» **Instructions for the task**
Output a single figure: the number of lines in which the word "data" appears.

» **Records for the exercise**
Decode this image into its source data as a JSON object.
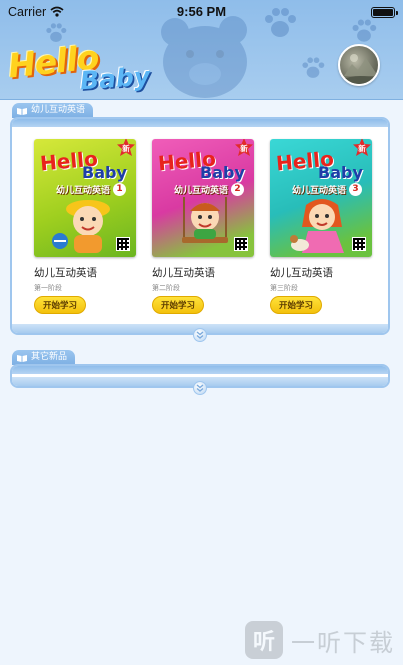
{
  "status_bar": {
    "carrier": "Carrier",
    "time": "9:56 PM"
  },
  "header": {
    "logo_line1": "Hello",
    "logo_line2": "Baby"
  },
  "sections": [
    {
      "label": "幼儿互动英语",
      "books": [
        {
          "title": "幼儿互动英语",
          "level": "第一阶段",
          "button": "开始学习",
          "cover_hello": "Hello",
          "cover_baby": "Baby",
          "cover_sub": "幼儿互动英语",
          "cover_num": "1",
          "badge": "新",
          "cover_color": "#c6dd22"
        },
        {
          "title": "幼儿互动英语",
          "level": "第二阶段",
          "button": "开始学习",
          "cover_hello": "Hello",
          "cover_baby": "Baby",
          "cover_sub": "幼儿互动英语",
          "cover_num": "2",
          "badge": "新",
          "cover_color": "#e43fa6"
        },
        {
          "title": "幼儿互动英语",
          "level": "第三阶段",
          "button": "开始学习",
          "cover_hello": "Hello",
          "cover_baby": "Baby",
          "cover_sub": "幼儿互动英语",
          "cover_num": "3",
          "badge": "新",
          "cover_color": "#2fc9c8"
        }
      ]
    },
    {
      "label": "其它新品",
      "books": []
    }
  ],
  "watermark": {
    "logo": "听",
    "text": "一听下载"
  },
  "colors": {
    "header_blue": "#8fbdea",
    "panel_border": "#9fc6ee",
    "button_yellow": "#f3c10d",
    "page_bg": "#eef5fd"
  }
}
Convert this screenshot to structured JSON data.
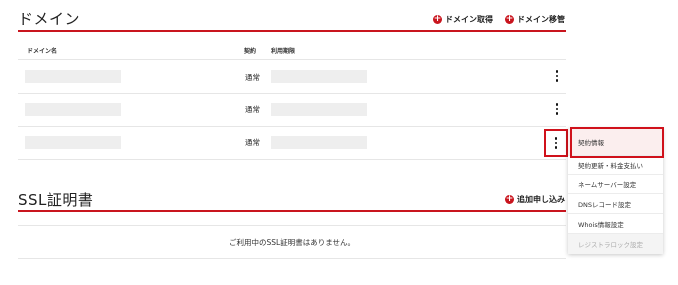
{
  "domain_section": {
    "title": "ドメイン",
    "actions": [
      {
        "label": "ドメイン取得"
      },
      {
        "label": "ドメイン移管"
      }
    ],
    "table": {
      "headers": {
        "name": "ドメイン名",
        "contract": "契約",
        "expiry": "利用期限"
      },
      "rows": [
        {
          "contract": "通常"
        },
        {
          "contract": "通常"
        },
        {
          "contract": "通常"
        }
      ]
    }
  },
  "context_menu": {
    "items": [
      {
        "label": "契約情報"
      },
      {
        "label": "契約更新・料金支払い"
      },
      {
        "label": "ネームサーバー設定"
      },
      {
        "label": "DNSレコード設定"
      },
      {
        "label": "Whois情報設定"
      },
      {
        "label": "レジストラロック設定"
      }
    ]
  },
  "ssl_section": {
    "title": "SSL証明書",
    "action": {
      "label": "追加申し込み"
    },
    "empty_message": "ご利用中のSSL証明書はありません。"
  },
  "colors": {
    "accent": "#c9151e",
    "placeholder": "#eeeeee"
  }
}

» **Correct response**
2